> **Problem statement**: Return only those lines of the listing in which "DDCS" appears.

_ _ _ _ _

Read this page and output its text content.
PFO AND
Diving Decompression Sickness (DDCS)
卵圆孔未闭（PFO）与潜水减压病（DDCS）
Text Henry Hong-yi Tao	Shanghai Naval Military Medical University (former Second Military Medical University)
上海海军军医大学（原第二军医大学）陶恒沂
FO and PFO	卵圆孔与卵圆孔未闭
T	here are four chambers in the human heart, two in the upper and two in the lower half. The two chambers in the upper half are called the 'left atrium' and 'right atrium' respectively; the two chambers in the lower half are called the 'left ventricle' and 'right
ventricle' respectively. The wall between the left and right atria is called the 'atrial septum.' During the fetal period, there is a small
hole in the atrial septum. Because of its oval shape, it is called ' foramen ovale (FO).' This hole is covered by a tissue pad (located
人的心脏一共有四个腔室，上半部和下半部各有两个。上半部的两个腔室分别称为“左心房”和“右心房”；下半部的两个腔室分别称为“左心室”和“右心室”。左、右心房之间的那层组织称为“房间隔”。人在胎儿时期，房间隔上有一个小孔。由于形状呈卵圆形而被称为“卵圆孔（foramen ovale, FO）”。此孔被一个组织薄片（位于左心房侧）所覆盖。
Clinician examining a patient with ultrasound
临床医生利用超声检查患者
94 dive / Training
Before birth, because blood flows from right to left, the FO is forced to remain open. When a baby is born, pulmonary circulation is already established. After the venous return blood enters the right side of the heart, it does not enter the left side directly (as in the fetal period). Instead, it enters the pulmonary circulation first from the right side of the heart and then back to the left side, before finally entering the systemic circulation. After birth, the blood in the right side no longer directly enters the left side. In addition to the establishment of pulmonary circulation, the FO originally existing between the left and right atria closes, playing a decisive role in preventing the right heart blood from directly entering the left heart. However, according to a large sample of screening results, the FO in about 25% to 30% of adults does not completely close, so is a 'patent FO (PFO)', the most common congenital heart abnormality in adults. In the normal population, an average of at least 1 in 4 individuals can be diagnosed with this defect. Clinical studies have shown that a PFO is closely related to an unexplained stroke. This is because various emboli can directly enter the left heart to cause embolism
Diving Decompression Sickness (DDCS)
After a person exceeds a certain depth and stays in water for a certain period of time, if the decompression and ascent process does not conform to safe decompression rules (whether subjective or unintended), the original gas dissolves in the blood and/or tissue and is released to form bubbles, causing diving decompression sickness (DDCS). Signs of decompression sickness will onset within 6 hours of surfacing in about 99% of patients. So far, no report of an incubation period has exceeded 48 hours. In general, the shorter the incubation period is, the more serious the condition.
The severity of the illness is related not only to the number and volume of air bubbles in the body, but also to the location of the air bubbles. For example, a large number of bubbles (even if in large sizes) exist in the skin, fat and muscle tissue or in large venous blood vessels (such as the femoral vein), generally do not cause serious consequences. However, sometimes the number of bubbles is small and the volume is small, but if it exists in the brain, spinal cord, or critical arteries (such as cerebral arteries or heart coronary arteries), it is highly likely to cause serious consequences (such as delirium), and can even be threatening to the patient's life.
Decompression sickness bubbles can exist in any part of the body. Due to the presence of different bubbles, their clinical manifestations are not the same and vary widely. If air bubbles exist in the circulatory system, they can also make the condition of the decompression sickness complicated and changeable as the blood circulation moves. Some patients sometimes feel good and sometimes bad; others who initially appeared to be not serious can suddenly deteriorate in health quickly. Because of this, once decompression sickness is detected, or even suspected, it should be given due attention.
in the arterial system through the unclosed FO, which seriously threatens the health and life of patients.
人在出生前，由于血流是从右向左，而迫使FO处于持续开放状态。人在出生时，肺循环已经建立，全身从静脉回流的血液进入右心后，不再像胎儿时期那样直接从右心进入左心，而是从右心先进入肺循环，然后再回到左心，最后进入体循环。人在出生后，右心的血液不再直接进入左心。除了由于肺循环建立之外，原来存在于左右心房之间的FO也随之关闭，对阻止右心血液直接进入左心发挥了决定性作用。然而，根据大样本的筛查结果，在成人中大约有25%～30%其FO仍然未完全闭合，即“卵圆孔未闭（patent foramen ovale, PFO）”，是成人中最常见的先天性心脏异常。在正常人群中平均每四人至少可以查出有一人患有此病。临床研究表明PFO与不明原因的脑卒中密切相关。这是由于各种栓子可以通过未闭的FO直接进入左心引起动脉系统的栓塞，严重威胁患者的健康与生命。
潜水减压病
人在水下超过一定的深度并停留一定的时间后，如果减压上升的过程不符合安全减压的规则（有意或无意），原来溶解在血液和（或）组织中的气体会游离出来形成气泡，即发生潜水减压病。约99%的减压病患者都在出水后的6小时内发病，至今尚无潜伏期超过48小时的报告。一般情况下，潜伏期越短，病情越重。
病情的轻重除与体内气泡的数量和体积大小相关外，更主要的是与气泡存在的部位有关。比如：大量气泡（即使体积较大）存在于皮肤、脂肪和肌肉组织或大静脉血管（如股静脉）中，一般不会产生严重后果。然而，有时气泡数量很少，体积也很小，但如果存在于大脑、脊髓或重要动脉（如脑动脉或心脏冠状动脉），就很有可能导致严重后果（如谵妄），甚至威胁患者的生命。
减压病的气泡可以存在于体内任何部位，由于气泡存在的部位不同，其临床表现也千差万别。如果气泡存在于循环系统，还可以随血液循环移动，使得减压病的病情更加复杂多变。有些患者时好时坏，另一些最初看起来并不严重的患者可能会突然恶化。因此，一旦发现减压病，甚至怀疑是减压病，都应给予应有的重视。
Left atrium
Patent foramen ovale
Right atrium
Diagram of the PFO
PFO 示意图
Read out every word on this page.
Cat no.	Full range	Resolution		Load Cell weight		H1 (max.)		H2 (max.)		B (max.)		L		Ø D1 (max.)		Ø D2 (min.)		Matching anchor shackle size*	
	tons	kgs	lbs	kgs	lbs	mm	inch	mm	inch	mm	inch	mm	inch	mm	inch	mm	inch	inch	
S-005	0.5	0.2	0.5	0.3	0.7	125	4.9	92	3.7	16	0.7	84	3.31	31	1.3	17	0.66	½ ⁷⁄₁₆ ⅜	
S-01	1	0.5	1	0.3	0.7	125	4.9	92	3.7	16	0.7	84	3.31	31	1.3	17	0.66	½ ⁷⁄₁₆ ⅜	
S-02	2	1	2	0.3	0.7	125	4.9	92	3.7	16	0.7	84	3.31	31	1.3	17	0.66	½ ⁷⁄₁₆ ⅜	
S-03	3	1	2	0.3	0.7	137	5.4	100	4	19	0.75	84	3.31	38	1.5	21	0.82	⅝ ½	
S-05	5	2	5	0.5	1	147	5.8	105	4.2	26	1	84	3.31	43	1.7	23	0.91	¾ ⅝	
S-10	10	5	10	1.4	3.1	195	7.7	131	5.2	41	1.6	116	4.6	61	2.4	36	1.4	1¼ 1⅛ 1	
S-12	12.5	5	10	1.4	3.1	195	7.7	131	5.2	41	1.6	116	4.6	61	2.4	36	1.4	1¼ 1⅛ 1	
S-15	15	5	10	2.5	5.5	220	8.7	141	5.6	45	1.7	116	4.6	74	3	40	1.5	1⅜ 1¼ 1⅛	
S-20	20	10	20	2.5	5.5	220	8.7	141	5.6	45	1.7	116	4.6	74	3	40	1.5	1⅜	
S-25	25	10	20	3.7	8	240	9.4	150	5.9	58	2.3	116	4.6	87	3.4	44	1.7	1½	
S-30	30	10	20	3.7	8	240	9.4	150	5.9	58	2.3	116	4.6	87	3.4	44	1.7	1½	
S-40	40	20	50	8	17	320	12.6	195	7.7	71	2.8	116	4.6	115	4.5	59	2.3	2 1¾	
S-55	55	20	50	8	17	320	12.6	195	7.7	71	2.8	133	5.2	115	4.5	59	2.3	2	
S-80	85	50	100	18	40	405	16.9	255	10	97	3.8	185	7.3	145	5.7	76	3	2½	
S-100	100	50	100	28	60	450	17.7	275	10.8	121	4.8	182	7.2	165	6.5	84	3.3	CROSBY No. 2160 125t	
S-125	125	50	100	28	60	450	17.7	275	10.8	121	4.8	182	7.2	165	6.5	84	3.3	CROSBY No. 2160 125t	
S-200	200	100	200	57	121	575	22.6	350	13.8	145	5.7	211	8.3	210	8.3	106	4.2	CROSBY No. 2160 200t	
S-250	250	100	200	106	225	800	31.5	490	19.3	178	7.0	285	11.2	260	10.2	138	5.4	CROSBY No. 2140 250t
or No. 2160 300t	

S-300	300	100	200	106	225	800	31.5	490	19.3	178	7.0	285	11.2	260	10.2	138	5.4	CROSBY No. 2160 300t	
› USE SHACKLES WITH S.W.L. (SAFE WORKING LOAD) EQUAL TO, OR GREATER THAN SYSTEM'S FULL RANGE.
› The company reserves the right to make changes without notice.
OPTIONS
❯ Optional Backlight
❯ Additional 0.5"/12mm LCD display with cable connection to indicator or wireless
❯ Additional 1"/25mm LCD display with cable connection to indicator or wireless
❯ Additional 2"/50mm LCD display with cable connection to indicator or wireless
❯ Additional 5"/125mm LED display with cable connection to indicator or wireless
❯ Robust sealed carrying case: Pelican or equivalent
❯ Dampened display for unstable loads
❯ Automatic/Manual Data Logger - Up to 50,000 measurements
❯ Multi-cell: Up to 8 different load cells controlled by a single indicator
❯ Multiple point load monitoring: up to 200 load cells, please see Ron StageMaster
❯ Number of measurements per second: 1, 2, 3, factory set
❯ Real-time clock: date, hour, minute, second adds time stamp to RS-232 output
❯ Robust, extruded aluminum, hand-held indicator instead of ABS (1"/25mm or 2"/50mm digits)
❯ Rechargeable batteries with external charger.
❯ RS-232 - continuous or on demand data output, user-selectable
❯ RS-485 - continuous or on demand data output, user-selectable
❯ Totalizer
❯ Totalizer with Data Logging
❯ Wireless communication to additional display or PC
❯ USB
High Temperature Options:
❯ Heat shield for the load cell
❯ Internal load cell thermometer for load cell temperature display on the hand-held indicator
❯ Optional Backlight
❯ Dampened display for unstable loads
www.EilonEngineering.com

_ _ _ _ _

> **Solved problem**:
Diving Decompression Sickness (DDCS)
卵圆孔未闭（PFO）与潜水减压病（DDCS）
Diving Decompression Sickness (DDCS)
After a person exceeds a certain depth and stays in water for a certain period of time, if the decompression and ascent process does not conform to safe decompression rules (whether subjective or unintended), the original gas dissolves in the blood and/or tissue and is released to form bubbles, causing diving decompression sickness (DDCS). Signs of decompression sickness will onset within 6 hours of surfacing in about 99% of patients. So far, no report of an incubation period has exceeded 48 hours. In general, the shorter the incubation period is, the more serious the condition.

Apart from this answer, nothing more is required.